### Set exercise
Reproduce everything from the line containing "Patent image size: (1188, 842)." down to the end of the listing, substituting "schematic view" for "diagrammatic view" and changing nothing else.

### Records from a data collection
>>
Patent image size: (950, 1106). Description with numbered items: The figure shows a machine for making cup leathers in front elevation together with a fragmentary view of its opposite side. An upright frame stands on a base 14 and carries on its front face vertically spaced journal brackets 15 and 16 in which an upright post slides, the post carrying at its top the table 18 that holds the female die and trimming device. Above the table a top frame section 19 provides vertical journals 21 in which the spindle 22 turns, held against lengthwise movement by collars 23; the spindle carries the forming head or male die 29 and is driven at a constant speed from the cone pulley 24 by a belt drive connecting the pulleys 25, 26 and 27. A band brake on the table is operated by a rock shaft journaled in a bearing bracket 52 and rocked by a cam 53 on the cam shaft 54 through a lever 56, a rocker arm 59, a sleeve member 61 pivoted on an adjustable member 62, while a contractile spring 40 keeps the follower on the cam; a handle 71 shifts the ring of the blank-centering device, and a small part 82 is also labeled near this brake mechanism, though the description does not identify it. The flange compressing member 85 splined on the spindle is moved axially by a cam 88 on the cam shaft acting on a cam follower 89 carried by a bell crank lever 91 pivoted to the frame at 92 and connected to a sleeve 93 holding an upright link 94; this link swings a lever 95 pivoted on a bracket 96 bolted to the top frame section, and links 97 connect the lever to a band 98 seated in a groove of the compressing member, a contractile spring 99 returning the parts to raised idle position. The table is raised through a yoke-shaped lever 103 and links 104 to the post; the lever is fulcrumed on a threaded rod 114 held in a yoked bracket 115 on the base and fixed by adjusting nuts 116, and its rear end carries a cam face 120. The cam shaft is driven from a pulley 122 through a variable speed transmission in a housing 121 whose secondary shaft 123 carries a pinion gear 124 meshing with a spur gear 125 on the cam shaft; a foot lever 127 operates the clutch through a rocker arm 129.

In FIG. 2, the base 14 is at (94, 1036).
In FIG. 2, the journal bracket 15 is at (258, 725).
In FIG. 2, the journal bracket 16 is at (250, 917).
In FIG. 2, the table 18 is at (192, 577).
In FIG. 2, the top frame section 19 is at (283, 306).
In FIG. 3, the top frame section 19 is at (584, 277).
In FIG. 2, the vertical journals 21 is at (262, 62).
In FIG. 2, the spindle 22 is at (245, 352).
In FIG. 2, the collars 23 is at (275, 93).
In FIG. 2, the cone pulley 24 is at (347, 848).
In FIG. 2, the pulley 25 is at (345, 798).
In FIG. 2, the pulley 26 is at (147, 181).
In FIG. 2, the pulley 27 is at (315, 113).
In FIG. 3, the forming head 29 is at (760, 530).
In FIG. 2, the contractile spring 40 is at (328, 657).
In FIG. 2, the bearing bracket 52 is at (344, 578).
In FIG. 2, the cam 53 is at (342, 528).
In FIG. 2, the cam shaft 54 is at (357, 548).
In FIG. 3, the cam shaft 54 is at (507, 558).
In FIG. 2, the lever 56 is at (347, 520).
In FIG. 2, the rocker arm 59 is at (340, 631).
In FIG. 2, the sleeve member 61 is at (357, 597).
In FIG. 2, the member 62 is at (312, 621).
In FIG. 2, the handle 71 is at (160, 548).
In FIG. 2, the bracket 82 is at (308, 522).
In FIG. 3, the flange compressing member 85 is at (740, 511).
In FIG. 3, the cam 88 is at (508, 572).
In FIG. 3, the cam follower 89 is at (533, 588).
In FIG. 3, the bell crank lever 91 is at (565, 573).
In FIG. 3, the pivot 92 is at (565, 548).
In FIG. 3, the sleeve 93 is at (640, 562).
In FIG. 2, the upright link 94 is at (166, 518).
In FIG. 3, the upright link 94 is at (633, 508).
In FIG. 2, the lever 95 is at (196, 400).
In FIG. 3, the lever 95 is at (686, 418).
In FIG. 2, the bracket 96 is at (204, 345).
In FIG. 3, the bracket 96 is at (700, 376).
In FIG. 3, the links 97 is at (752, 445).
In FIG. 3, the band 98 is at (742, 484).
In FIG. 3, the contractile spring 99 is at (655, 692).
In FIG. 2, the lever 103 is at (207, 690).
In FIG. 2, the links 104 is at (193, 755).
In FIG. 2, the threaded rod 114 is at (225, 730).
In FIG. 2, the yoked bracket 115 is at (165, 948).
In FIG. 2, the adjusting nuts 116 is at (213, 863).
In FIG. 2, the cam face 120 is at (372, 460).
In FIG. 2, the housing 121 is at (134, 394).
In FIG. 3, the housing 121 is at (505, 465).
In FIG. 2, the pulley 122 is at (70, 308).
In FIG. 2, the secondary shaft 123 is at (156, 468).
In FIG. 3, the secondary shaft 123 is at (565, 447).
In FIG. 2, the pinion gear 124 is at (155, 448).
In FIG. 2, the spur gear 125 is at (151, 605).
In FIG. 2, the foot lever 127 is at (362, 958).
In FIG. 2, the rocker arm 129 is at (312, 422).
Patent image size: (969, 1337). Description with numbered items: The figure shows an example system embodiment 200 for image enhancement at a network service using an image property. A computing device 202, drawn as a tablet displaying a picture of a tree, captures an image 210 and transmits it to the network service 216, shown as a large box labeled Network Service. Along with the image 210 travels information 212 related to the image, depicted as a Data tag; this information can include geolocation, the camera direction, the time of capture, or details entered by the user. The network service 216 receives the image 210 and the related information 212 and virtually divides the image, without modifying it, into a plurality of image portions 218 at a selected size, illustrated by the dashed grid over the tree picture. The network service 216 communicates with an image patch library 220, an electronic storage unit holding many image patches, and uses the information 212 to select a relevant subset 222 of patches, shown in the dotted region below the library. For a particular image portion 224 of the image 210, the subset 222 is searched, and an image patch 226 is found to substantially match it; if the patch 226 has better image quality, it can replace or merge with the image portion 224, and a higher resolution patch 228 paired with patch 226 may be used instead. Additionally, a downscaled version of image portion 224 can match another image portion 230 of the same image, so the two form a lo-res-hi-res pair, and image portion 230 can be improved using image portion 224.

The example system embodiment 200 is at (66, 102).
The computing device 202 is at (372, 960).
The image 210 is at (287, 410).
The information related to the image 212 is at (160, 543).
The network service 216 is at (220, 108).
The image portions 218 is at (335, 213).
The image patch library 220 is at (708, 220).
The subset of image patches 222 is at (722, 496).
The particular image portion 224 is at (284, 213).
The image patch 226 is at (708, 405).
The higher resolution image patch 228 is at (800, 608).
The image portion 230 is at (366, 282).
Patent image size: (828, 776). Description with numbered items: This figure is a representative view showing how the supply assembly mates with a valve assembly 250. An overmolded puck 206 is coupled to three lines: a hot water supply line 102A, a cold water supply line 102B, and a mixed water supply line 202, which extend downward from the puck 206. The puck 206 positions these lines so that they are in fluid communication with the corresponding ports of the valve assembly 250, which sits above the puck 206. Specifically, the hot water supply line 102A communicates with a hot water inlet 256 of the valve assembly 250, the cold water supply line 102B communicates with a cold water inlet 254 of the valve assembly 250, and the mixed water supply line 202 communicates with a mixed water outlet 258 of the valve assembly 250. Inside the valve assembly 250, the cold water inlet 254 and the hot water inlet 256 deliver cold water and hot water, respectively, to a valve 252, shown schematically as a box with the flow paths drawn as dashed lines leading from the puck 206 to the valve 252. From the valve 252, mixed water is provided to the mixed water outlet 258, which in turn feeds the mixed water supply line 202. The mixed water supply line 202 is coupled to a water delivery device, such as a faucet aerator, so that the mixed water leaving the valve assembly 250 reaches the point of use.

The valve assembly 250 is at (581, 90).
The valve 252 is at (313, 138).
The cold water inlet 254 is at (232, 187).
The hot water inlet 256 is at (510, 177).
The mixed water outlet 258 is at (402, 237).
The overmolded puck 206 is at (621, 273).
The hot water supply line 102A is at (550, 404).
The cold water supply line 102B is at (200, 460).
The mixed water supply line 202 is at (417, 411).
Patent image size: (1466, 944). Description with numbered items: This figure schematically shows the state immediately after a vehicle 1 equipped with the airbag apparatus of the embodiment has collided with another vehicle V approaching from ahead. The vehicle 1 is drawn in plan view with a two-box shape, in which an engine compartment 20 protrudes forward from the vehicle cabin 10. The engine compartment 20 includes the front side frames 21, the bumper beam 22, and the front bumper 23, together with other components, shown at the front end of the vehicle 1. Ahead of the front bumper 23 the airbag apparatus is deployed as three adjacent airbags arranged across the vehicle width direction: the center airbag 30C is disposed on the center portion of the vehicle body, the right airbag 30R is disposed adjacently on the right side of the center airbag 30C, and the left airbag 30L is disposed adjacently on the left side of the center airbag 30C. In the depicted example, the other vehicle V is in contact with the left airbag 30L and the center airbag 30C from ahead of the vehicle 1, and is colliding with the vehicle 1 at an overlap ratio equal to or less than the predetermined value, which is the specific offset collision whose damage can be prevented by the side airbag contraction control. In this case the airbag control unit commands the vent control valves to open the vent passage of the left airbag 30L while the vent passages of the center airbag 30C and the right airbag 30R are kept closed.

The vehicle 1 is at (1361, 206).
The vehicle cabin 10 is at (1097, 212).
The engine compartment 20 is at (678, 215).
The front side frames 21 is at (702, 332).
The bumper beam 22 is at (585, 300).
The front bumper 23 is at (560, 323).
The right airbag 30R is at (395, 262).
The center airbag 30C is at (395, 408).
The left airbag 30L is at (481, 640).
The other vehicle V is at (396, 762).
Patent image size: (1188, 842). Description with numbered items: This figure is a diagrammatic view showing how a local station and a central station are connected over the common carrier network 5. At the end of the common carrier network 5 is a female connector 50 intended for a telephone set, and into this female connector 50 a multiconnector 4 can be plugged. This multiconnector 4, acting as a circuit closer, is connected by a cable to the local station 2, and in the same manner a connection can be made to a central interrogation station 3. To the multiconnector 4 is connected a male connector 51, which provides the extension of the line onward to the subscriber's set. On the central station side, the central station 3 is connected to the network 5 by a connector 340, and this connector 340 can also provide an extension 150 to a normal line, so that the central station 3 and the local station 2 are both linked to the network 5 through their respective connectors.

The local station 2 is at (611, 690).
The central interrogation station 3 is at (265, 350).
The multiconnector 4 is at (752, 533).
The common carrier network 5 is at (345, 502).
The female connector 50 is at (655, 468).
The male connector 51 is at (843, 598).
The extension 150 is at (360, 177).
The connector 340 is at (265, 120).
<<
### Output
Patent image size: (1188, 842). Description with numbered items: This figure is a schematic view showing how a local station and a central station are connected over the common carrier network 5. At the end of the common carrier network 5 is a female connector 50 intended for a telephone set, and into this female connector 50 a multiconnector 4 can be plugged. This multiconnector 4, acting as a circuit closer, is connected by a cable to the local station 2, and in the same manner a connection can be made to a central interrogation station 3. To the multiconnector 4 is connected a male connector 51, which provides the extension of the line onward to the subscriber's set. On the central station side, the central station 3 is connected to the network 5 by a connector 340, and this connector 340 can also provide an extension 150 to a normal line, so that the central station 3 and the local station 2 are both linked to the network 5 through their respective connectors.

The local station 2 is at (611, 690).
The central interrogation station 3 is at (265, 350).
The multiconnector 4 is at (752, 533).
The common carrier network 5 is at (345, 502).
The female connector 50 is at (655, 468).
The male connector 51 is at (843, 598).
The extension 150 is at (360, 177).
The connector 340 is at (265, 120).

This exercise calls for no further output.